■ WHAT YOU HAVE TO DO ■
Gather the lines below that include the string "this", copying each in full.

■ SUPPLIED ENTRIES ■

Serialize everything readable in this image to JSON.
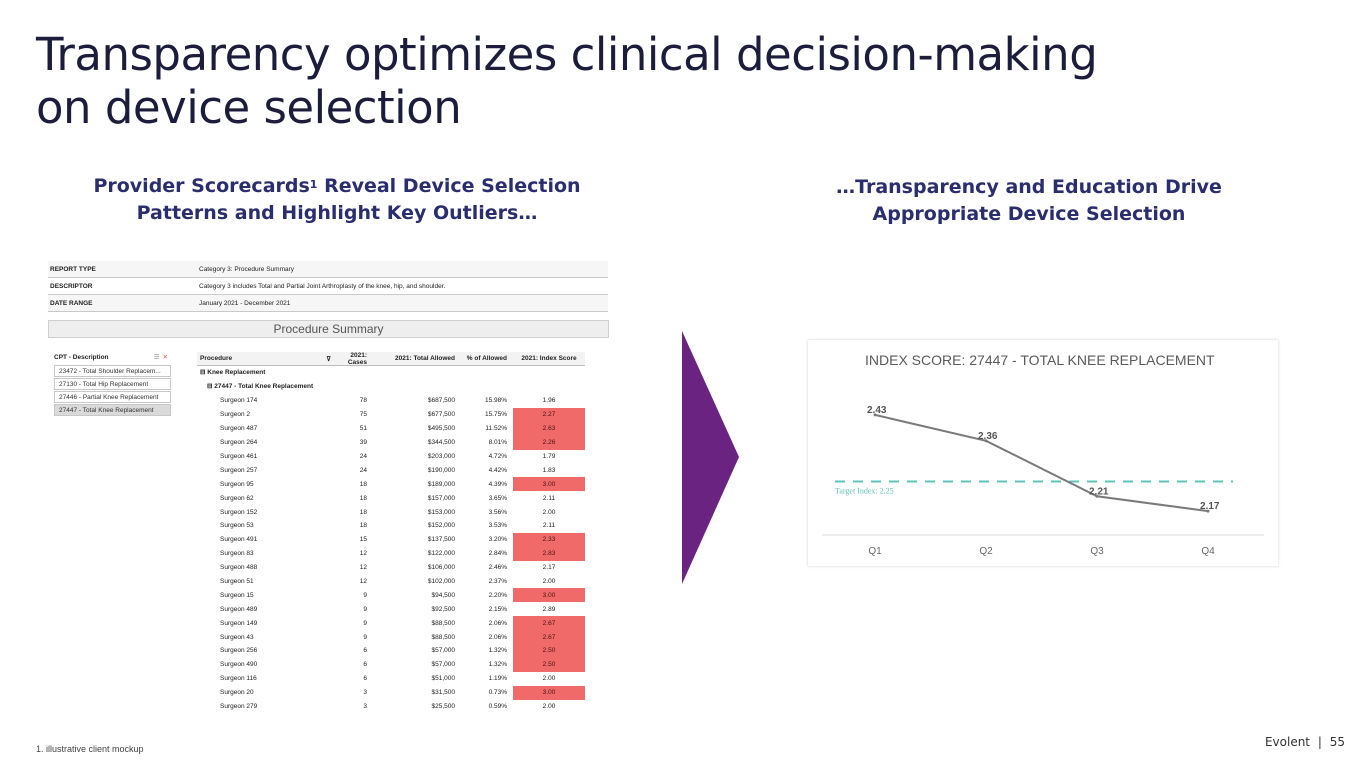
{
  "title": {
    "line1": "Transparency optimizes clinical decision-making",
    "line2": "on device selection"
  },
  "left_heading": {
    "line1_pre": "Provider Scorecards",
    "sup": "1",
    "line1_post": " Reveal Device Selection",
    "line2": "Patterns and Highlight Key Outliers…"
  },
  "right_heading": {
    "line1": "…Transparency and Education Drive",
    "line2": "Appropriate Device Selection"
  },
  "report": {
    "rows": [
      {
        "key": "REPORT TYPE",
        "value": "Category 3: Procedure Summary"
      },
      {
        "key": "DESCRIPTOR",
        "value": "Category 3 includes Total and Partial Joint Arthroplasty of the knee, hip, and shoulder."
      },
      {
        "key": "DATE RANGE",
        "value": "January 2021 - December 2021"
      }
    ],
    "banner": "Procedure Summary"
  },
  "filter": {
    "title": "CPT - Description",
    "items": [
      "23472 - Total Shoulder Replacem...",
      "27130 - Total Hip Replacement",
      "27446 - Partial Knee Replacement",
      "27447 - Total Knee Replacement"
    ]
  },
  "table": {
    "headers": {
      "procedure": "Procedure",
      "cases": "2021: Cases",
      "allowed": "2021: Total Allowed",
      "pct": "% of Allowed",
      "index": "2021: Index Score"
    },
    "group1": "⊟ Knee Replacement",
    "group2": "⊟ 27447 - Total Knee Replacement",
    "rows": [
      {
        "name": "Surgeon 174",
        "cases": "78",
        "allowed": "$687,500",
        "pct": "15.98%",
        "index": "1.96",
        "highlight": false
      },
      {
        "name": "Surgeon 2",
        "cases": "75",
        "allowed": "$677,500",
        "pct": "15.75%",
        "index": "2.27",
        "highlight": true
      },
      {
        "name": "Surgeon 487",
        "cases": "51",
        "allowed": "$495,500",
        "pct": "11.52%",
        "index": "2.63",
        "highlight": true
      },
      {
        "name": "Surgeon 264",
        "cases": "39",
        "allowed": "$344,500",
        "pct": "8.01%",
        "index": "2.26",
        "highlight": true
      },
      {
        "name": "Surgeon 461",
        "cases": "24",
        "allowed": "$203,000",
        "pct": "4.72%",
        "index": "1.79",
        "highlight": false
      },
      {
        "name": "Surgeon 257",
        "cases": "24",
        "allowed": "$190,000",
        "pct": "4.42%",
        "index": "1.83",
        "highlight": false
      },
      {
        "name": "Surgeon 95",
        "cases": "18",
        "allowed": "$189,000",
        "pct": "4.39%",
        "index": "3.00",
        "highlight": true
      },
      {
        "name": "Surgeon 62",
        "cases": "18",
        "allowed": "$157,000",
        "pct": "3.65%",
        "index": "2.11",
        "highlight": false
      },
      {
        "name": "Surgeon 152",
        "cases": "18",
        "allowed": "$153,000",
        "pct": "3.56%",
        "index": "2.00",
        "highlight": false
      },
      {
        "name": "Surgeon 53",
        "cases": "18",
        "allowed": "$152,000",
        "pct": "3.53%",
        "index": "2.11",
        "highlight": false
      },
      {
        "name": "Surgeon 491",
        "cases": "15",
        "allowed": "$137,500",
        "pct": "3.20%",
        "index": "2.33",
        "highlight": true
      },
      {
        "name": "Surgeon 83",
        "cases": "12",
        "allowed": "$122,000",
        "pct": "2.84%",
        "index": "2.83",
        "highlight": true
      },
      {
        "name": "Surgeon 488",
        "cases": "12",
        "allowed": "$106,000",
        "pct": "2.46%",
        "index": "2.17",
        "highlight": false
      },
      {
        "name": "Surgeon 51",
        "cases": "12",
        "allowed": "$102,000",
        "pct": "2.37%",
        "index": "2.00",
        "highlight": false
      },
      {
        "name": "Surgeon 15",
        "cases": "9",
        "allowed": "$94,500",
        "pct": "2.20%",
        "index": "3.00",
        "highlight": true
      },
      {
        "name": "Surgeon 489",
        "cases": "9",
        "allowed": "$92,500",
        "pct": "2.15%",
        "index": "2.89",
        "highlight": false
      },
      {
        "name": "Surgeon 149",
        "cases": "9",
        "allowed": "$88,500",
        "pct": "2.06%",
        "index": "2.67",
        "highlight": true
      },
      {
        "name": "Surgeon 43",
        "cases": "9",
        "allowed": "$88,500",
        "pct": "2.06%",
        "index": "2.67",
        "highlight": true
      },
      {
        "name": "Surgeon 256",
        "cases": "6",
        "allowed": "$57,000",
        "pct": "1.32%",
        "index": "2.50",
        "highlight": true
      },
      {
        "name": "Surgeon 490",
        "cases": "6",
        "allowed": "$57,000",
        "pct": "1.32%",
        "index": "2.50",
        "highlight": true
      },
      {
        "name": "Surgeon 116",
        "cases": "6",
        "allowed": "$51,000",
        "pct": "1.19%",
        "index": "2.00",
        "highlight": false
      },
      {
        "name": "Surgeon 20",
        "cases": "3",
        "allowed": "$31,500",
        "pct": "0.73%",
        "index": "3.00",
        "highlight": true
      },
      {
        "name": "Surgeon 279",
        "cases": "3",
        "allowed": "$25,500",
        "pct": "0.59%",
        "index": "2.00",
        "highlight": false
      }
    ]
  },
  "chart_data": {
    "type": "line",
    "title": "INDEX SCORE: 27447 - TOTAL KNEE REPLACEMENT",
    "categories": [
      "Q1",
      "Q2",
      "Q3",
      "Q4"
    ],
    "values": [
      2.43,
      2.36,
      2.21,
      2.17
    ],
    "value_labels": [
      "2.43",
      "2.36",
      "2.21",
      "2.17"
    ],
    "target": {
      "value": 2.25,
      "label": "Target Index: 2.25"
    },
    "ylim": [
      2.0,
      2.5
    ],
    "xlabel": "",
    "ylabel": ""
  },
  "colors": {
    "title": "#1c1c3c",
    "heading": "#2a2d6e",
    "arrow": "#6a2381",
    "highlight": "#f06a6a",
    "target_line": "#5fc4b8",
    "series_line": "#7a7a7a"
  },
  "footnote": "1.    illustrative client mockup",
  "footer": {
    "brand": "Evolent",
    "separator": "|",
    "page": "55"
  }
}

--

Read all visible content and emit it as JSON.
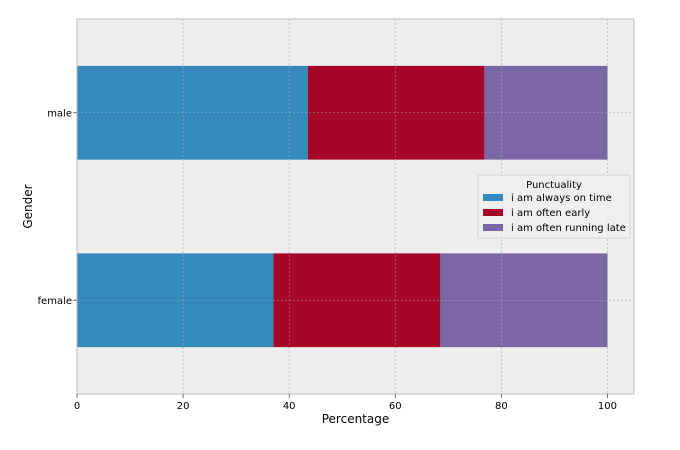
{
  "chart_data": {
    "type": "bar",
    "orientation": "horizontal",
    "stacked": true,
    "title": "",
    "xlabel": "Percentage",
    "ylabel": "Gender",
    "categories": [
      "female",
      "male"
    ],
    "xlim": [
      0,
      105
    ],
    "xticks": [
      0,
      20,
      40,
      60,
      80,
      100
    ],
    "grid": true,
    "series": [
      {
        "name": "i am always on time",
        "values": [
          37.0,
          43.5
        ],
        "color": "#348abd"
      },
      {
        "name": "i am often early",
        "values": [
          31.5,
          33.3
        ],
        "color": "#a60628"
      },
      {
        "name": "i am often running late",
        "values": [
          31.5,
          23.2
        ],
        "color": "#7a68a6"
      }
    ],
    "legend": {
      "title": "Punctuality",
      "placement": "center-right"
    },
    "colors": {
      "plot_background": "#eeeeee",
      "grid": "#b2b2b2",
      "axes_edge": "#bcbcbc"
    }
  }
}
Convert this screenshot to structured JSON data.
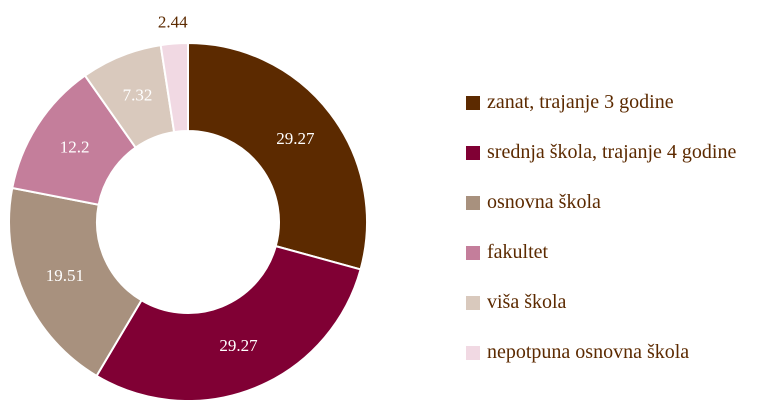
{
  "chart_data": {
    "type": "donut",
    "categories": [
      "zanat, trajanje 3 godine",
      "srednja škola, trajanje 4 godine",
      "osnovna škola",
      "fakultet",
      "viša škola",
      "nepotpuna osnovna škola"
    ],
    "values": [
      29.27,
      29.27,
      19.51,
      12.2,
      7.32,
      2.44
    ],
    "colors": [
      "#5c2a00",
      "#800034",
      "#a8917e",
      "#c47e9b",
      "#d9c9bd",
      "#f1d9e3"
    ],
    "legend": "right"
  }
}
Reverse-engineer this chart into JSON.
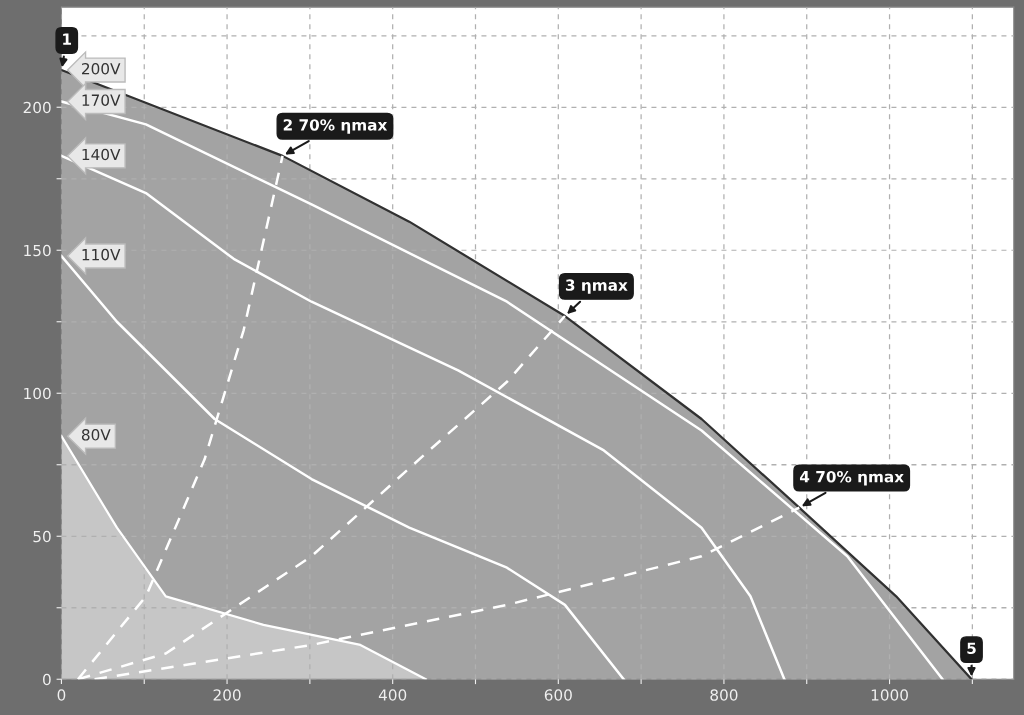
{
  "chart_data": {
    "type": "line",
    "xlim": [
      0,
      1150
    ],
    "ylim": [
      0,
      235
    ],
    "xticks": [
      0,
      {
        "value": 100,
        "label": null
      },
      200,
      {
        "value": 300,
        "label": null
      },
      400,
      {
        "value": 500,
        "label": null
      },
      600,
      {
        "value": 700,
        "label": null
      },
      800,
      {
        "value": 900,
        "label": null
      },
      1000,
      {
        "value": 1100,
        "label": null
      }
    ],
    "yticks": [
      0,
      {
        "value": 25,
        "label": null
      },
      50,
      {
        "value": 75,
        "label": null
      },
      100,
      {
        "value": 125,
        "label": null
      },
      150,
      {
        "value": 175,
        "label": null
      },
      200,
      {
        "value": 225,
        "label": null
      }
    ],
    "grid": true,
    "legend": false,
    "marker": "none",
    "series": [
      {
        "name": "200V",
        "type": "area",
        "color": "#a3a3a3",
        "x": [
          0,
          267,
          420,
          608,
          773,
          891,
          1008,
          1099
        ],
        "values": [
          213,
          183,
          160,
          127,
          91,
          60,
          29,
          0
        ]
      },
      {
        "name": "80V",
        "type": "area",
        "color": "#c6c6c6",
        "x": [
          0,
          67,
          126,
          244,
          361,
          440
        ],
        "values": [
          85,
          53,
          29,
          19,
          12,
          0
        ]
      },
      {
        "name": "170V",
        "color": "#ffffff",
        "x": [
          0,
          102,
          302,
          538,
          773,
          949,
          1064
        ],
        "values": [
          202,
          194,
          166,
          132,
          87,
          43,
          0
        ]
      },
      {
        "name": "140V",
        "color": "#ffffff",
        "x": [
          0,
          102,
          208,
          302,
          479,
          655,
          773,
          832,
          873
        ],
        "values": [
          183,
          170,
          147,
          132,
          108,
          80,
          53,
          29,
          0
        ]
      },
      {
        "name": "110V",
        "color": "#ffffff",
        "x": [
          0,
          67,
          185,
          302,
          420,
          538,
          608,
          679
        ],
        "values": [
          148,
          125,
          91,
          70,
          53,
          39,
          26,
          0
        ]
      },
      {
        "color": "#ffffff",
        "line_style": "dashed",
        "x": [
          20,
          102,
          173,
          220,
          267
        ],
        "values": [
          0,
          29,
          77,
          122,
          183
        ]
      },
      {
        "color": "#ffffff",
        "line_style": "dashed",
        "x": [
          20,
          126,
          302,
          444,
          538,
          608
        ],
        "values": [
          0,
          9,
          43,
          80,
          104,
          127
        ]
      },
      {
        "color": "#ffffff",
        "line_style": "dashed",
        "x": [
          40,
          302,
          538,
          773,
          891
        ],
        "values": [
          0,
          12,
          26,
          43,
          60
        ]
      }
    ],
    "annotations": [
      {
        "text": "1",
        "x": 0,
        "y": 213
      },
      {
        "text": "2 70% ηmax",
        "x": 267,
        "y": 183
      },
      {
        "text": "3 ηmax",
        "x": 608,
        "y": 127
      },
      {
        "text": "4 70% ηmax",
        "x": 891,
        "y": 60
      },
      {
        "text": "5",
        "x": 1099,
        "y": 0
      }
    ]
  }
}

■ RESULT ■
Serialize everything readable in this image to JSON.
Convert this screenshot to structured JSON data.
Reverse-engineer this chart into JSON.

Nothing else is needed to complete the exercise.